_DIRECTIONS_
Spot each line in the records below where the word "Boxplot" occurs, then copy it.

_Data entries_
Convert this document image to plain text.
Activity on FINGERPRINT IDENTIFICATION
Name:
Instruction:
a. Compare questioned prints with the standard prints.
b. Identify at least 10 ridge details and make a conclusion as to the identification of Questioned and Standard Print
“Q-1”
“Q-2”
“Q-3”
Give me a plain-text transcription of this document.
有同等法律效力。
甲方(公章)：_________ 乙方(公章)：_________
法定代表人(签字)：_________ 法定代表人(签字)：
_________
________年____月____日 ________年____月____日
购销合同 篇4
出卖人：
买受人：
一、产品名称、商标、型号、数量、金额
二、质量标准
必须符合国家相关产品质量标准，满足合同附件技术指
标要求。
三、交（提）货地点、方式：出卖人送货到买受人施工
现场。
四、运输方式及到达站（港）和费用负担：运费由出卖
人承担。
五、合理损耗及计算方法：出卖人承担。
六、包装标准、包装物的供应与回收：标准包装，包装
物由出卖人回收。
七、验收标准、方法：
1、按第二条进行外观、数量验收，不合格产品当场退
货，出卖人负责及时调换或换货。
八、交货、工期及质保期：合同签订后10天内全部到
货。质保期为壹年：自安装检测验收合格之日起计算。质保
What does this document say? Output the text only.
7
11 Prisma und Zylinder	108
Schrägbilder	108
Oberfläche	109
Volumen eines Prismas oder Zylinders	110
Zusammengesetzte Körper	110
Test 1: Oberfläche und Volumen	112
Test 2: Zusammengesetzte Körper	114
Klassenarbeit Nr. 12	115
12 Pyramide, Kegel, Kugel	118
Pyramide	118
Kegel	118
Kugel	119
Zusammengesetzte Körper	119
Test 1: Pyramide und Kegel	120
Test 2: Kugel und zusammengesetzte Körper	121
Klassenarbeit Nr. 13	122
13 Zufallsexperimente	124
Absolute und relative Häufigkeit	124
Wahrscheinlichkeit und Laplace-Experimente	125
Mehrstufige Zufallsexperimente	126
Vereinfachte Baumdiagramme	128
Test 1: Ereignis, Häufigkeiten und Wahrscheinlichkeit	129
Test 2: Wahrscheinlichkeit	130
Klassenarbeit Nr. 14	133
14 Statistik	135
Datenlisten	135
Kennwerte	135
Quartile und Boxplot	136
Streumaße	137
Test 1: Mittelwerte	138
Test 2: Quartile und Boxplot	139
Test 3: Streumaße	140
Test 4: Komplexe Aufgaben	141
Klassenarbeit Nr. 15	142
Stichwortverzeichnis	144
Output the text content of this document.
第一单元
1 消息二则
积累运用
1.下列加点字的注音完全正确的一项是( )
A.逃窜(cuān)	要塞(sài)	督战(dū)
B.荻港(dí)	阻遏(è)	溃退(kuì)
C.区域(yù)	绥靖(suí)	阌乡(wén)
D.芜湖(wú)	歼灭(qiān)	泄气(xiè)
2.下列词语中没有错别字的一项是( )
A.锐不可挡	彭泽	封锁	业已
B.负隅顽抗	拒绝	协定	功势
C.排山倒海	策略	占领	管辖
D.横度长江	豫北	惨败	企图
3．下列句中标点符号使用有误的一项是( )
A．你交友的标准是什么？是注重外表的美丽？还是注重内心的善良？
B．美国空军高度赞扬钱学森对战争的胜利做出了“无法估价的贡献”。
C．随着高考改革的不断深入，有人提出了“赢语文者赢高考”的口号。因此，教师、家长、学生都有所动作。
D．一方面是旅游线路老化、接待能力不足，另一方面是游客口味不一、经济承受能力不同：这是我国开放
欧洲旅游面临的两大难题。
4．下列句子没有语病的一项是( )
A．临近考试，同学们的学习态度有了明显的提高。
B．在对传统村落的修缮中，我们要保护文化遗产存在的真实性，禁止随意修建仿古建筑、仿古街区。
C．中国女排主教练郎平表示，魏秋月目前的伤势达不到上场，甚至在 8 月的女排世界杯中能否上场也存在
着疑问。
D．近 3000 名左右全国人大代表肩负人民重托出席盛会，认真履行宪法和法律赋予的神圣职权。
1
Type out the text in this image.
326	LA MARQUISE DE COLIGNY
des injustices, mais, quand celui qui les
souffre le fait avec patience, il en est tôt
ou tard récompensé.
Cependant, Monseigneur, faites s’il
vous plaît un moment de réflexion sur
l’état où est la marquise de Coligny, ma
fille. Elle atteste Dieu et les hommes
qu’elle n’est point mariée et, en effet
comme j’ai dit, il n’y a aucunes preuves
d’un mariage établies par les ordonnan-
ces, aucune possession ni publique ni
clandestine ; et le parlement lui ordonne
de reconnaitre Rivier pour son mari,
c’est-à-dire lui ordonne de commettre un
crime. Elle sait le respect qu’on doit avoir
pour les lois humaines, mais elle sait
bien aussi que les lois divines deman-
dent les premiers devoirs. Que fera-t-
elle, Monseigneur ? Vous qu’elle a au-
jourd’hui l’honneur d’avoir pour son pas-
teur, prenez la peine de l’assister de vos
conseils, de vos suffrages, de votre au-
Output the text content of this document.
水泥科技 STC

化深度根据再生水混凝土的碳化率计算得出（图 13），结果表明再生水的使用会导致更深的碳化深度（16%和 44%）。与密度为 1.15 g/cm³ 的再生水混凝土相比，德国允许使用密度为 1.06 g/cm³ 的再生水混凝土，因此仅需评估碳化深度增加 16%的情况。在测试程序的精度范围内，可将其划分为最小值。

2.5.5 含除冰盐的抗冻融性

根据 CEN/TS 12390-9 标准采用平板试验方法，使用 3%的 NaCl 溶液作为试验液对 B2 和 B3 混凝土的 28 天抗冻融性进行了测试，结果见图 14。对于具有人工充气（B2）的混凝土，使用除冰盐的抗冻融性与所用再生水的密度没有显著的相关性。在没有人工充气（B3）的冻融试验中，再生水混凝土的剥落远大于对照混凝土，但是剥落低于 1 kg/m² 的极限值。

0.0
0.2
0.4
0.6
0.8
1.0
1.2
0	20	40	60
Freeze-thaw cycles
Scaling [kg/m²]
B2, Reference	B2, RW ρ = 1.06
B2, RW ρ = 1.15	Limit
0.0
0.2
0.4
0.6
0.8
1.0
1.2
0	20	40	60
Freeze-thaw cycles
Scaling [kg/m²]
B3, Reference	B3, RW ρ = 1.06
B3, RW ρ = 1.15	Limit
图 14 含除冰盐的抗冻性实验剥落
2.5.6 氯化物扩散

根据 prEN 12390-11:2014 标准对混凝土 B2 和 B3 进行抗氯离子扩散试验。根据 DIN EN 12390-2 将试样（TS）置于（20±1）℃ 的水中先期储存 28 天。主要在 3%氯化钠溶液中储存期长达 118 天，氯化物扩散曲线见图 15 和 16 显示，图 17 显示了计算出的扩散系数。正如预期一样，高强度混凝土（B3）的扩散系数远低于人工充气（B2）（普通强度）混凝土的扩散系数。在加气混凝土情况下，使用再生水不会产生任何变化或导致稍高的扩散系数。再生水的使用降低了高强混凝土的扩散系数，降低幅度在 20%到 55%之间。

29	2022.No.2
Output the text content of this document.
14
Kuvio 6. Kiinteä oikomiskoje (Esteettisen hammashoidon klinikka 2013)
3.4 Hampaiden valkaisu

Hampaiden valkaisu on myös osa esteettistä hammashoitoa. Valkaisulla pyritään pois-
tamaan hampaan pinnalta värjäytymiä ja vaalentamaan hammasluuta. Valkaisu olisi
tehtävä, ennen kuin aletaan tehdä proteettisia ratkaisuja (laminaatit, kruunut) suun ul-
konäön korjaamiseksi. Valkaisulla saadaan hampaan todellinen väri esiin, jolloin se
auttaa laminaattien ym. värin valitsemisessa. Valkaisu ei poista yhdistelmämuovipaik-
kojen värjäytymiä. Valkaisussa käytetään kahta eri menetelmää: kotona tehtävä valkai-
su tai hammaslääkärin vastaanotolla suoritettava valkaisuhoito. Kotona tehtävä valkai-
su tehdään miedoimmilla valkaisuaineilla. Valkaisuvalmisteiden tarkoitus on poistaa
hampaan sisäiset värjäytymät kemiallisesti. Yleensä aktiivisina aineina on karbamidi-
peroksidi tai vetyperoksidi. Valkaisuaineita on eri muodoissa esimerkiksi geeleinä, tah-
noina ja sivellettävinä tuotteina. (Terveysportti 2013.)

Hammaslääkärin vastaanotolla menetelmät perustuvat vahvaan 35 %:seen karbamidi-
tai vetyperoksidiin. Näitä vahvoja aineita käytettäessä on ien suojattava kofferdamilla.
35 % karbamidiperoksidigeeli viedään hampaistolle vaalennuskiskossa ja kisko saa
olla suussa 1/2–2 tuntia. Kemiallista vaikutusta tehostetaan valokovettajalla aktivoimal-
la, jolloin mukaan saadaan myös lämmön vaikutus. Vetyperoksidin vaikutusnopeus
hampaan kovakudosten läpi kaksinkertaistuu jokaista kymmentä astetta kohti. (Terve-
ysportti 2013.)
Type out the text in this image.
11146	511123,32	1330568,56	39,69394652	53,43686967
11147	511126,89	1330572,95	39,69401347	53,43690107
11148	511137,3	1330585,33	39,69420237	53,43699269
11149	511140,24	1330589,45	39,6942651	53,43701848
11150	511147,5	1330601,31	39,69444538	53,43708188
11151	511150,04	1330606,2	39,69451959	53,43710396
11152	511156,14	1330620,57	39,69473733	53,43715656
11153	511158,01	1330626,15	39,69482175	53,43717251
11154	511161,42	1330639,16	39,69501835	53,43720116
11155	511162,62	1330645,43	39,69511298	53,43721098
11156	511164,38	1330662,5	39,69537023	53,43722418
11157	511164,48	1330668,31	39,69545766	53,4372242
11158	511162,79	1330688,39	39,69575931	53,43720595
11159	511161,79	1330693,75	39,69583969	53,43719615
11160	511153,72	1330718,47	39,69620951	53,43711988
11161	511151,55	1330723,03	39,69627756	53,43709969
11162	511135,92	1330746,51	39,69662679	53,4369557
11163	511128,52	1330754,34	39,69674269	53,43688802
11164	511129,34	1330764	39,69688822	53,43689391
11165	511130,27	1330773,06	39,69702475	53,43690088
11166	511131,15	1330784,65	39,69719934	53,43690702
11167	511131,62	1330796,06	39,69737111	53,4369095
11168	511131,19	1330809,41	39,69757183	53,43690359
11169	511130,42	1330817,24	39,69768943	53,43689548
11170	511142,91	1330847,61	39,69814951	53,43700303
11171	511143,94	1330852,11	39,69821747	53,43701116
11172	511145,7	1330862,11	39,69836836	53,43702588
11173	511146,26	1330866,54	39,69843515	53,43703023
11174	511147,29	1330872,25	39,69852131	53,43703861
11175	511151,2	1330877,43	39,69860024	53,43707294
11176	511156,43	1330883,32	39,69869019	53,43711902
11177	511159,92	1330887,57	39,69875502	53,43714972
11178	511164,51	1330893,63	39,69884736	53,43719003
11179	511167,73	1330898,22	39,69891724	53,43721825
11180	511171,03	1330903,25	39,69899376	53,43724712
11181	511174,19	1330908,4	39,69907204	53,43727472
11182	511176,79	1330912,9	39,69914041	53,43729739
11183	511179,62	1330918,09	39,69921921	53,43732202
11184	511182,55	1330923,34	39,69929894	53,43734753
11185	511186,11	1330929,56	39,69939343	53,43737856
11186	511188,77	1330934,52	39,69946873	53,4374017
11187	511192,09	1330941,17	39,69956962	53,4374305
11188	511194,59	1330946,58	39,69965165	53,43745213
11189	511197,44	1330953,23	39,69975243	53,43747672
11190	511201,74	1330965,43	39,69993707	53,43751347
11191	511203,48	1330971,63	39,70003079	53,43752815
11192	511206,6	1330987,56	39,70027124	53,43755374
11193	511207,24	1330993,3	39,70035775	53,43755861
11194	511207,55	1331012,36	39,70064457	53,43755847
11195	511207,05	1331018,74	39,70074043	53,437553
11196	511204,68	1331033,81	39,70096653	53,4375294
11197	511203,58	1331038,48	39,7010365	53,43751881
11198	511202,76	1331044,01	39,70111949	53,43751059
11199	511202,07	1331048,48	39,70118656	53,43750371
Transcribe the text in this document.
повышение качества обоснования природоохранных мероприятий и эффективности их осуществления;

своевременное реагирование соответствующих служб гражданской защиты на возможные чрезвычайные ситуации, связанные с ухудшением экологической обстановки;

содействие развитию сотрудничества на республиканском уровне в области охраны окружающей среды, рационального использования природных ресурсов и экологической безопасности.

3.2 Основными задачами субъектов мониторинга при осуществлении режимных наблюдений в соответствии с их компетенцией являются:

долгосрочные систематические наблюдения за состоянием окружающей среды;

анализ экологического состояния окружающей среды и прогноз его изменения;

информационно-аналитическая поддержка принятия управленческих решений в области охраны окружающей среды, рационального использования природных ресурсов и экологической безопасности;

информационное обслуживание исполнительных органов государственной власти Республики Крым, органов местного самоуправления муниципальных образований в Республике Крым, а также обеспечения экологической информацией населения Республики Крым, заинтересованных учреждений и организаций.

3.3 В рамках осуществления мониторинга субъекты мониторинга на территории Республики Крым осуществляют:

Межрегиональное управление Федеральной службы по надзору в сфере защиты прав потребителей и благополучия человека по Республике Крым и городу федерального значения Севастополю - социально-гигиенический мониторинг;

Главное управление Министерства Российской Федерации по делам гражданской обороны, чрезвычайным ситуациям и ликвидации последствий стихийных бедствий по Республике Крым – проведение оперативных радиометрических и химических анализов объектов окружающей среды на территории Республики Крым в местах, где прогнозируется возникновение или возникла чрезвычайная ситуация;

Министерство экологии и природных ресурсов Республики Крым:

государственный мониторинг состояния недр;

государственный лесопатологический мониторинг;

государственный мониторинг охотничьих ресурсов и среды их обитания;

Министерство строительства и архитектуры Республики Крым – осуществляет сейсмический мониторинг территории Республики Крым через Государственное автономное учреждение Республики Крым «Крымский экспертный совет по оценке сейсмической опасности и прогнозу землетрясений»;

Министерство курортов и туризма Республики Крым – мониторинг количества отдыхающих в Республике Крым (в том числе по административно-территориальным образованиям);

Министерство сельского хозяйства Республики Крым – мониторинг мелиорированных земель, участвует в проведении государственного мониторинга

_REPLY_
Quartile und Boxplot	136
Test 2: Quartile und Boxplot	139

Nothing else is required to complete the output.